→ WORK TO BE COMPLETED
Using the material below, copy every line where "procedures" appears.

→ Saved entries
-- -- --

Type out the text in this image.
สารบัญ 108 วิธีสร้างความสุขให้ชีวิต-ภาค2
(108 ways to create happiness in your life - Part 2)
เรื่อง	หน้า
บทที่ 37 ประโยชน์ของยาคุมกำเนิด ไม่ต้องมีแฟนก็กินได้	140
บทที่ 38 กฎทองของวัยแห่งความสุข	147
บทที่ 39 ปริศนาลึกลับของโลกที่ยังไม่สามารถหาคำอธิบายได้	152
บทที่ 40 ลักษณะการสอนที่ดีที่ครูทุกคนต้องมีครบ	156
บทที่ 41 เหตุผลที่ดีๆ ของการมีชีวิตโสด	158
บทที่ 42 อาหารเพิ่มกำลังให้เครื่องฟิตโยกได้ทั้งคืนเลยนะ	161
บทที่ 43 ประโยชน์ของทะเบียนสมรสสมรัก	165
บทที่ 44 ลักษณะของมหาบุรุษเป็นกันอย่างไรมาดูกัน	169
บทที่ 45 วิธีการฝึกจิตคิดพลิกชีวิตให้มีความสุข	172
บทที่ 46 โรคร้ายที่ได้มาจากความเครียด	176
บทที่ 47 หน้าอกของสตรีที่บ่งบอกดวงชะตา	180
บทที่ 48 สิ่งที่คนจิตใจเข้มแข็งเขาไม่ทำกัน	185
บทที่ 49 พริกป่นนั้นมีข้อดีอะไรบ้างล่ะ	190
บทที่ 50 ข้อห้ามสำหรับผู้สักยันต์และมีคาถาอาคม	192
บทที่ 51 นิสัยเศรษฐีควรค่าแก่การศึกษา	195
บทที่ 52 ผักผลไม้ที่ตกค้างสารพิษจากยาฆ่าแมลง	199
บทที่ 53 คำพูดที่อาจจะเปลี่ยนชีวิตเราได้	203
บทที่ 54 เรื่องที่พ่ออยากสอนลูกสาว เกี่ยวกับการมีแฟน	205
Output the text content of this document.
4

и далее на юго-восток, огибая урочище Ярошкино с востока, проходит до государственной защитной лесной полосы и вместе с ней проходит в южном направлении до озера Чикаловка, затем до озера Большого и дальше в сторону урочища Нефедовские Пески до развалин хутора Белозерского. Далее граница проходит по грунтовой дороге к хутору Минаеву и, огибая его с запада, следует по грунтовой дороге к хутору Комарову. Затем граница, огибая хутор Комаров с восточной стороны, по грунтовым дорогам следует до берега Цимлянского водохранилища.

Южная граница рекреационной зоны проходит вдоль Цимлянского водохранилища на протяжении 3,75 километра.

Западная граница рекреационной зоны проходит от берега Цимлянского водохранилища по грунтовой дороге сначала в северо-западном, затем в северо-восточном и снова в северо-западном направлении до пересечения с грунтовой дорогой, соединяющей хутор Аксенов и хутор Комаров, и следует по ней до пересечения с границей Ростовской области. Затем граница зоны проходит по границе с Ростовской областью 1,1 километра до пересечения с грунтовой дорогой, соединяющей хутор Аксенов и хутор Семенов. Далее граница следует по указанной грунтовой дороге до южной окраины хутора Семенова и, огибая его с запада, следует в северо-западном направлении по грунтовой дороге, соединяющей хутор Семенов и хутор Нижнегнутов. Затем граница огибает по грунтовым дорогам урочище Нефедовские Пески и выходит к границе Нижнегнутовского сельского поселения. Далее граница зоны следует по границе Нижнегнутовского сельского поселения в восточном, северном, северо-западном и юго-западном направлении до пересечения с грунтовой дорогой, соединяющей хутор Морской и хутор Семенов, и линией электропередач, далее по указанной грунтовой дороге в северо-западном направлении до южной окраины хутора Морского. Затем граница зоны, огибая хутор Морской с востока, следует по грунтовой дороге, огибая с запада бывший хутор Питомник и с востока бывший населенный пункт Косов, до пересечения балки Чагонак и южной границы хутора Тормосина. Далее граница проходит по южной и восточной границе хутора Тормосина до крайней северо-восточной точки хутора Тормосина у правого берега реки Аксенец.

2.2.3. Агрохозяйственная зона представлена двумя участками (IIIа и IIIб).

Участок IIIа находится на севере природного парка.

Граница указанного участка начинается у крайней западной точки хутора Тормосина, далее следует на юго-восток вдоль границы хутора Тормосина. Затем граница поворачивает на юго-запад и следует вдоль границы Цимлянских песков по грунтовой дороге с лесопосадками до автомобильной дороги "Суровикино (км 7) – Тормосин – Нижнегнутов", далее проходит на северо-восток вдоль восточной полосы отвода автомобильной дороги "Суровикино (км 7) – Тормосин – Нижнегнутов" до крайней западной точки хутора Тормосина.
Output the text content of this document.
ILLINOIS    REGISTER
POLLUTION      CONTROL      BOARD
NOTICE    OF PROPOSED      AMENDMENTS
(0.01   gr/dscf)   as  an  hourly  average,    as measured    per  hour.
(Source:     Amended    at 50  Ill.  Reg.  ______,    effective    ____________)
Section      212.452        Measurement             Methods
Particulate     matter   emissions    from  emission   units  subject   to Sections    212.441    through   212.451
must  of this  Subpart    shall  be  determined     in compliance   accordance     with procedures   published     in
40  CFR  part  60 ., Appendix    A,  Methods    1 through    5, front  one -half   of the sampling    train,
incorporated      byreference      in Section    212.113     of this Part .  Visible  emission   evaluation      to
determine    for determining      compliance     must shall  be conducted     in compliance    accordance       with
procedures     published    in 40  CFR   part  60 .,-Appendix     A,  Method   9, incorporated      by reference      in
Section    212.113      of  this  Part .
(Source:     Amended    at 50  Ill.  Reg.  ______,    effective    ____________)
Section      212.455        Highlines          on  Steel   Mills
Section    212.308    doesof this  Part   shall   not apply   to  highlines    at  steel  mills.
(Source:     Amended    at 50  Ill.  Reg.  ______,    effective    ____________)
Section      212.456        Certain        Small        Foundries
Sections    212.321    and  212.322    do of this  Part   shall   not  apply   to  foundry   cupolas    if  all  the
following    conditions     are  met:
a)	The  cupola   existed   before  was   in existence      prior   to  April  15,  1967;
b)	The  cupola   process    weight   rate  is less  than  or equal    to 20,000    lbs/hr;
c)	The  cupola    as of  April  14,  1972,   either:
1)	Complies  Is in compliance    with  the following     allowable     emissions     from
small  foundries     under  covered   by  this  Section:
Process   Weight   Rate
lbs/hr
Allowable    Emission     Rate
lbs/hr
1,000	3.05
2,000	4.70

-- -- --

→ OUTPUT BELOW
must  of this  Subpart    shall  be  determined     in compliance   accordance     with procedures   published     in
procedures     published    in 40  CFR   part  60 .,-Appendix     A,  Method   9, incorporated      by reference      in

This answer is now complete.